### Aim
Quote all of the entries word for word.

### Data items
--------------------------------
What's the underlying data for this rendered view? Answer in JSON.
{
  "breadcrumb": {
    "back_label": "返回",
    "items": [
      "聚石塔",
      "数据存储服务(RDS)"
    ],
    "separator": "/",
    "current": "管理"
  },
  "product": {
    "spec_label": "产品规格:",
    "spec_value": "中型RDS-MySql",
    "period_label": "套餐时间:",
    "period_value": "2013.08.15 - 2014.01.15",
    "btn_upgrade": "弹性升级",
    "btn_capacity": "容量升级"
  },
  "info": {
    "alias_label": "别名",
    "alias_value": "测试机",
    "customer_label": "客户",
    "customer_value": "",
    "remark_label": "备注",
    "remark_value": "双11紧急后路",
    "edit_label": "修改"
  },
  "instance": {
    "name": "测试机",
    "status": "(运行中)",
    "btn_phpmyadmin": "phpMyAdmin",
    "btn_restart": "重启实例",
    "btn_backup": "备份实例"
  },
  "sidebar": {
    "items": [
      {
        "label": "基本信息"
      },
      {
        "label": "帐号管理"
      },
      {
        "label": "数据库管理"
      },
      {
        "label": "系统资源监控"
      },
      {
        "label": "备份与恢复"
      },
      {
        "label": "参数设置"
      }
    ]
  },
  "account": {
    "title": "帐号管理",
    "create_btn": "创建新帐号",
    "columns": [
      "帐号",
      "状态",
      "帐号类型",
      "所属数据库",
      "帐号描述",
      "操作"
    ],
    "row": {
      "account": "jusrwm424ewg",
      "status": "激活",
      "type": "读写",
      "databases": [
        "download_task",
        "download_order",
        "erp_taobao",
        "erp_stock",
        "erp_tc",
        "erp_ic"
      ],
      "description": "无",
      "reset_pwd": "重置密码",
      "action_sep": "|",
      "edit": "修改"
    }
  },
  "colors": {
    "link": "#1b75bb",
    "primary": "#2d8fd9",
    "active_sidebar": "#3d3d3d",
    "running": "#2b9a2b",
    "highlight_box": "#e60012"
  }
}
--------------------------------
### Task answer
What's the underlying data for this rendered view? Answer in JSON.
{
  "breadcrumb": {
    "back_label": "返回",
    "items": [
      "聚石塔",
      "数据存储服务(RDS)"
    ],
    "separator": "/",
    "current": "管理"
  },
  "product": {
    "spec_label": "产品规格:",
    "spec_value": "中型RDS-MySql",
    "period_label": "套餐时间:",
    "period_value": "2013.08.15 - 2014.01.15",
    "btn_upgrade": "弹性升级",
    "btn_capacity": "容量升级"
  },
  "info": {
    "alias_label": "别名",
    "alias_value": "测试机",
    "customer_label": "客户",
    "customer_value": "",
    "remark_label": "备注",
    "remark_value": "双11紧急后路",
    "edit_label": "修改"
  },
  "instance": {
    "name": "测试机",
    "status": "(运行中)",
    "btn_phpmyadmin": "phpMyAdmin",
    "btn_restart": "重启实例",
    "btn_backup": "备份实例"
  },
  "sidebar": {
    "items": [
      {
        "label": "基本信息"
      },
      {
        "label": "帐号管理"
      },
      {
        "label": "数据库管理"
      },
      {
        "label": "系统资源监控"
      },
      {
        "label": "备份与恢复"
      },
      {
        "label": "参数设置"
      }
    ]
  },
  "account": {
    "title": "帐号管理",
    "create_btn": "创建新帐号",
    "columns": [
      "帐号",
      "状态",
      "帐号类型",
      "所属数据库",
      "帐号描述",
      "操作"
    ],
    "row": {
      "account": "jusrwm424ewg",
      "status": "激活",
      "type": "读写",
      "databases": [
        "download_task",
        "download_order",
        "erp_taobao",
        "erp_stock",
        "erp_tc",
        "erp_ic"
      ],
      "description": "无",
      "reset_pwd": "重置密码",
      "action_sep": "|",
      "edit": "修改"
    }
  },
  "colors": {
    "link": "#1b75bb",
    "primary": "#2d8fd9",
    "active_sidebar": "#3d3d3d",
    "running": "#2b9a2b",
    "highlight_box": "#e60012"
  }
}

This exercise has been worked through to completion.